* **EXERCISE DETAILS**
Where does the string "title" appear in the records? Copy every line that contains it.

======== RECORDS FOR PROCESSING

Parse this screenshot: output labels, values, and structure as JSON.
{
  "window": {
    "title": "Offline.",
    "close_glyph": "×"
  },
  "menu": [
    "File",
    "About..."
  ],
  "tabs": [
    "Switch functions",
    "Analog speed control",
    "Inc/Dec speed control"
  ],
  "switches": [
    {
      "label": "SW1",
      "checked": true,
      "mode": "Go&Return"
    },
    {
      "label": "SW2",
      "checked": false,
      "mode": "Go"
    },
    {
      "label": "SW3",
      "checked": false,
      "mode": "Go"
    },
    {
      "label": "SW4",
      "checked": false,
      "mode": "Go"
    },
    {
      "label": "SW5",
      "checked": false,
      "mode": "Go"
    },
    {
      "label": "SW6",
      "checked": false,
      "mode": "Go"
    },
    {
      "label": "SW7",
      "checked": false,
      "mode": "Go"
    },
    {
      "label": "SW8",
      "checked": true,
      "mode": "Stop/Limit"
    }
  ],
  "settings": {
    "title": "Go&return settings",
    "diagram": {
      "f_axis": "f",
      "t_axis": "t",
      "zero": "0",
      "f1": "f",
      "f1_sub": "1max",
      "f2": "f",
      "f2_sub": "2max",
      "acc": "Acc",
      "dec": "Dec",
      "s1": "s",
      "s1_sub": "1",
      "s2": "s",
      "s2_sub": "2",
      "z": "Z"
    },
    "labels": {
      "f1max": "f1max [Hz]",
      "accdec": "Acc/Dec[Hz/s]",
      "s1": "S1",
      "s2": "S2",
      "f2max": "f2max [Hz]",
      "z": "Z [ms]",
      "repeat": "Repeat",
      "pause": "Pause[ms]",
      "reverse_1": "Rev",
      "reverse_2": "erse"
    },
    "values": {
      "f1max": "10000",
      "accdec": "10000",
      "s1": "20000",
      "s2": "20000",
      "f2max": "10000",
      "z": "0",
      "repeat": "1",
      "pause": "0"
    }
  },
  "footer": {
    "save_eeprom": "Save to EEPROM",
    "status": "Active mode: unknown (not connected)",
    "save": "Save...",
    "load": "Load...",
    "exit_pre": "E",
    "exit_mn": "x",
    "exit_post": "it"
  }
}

================

* **FINISHED TASK**
    "title": "Offline.",
    "title": "Go&return settings",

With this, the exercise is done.